===== SUPPLIED RECORDS
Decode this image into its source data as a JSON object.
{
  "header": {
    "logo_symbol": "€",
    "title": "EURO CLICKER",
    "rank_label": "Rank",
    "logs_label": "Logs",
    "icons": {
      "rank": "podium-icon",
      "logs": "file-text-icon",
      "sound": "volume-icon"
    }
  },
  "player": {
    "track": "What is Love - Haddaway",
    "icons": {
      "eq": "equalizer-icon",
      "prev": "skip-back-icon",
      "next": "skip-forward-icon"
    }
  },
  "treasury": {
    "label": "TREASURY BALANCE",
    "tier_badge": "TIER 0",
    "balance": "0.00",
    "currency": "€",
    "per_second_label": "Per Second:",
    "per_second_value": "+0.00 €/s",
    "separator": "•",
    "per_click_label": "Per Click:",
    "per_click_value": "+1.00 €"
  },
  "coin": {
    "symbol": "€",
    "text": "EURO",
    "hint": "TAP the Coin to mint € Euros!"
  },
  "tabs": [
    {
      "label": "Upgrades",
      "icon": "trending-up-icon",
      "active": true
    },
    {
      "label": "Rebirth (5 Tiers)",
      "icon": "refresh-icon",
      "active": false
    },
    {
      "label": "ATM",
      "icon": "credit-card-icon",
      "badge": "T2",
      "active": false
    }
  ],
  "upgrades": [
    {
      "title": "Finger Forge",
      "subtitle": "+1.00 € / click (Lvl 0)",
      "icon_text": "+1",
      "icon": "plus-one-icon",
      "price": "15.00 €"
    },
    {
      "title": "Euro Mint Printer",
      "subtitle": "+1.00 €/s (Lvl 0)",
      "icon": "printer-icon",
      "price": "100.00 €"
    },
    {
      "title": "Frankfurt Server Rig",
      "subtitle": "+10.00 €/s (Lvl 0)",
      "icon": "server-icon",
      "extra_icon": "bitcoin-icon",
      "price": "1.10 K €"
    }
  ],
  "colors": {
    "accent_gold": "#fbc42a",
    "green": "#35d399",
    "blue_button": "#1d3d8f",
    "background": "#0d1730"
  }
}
==========
** WHAT YOU SHOULD DO **
From the records above, extract every entry verbatim.

** ANSWER FOR THE TASK **
Decode this image into its source data as a JSON object.
{
  "header": {
    "logo_symbol": "€",
    "title": "EURO CLICKER",
    "rank_label": "Rank",
    "logs_label": "Logs",
    "icons": {
      "rank": "podium-icon",
      "logs": "file-text-icon",
      "sound": "volume-icon"
    }
  },
  "player": {
    "track": "What is Love - Haddaway",
    "icons": {
      "eq": "equalizer-icon",
      "prev": "skip-back-icon",
      "next": "skip-forward-icon"
    }
  },
  "treasury": {
    "label": "TREASURY BALANCE",
    "tier_badge": "TIER 0",
    "balance": "0.00",
    "currency": "€",
    "per_second_label": "Per Second:",
    "per_second_value": "+0.00 €/s",
    "separator": "•",
    "per_click_label": "Per Click:",
    "per_click_value": "+1.00 €"
  },
  "coin": {
    "symbol": "€",
    "text": "EURO",
    "hint": "TAP the Coin to mint € Euros!"
  },
  "tabs": [
    {
      "label": "Upgrades",
      "icon": "trending-up-icon",
      "active": true
    },
    {
      "label": "Rebirth (5 Tiers)",
      "icon": "refresh-icon",
      "active": false
    },
    {
      "label": "ATM",
      "icon": "credit-card-icon",
      "badge": "T2",
      "active": false
    }
  ],
  "upgrades": [
    {
      "title": "Finger Forge",
      "subtitle": "+1.00 € / click (Lvl 0)",
      "icon_text": "+1",
      "icon": "plus-one-icon",
      "price": "15.00 €"
    },
    {
      "title": "Euro Mint Printer",
      "subtitle": "+1.00 €/s (Lvl 0)",
      "icon": "printer-icon",
      "price": "100.00 €"
    },
    {
      "title": "Frankfurt Server Rig",
      "subtitle": "+10.00 €/s (Lvl 0)",
      "icon": "server-icon",
      "extra_icon": "bitcoin-icon",
      "price": "1.10 K €"
    }
  ],
  "colors": {
    "accent_gold": "#fbc42a",
    "green": "#35d399",
    "blue_button": "#1d3d8f",
    "background": "#0d1730"
  }
}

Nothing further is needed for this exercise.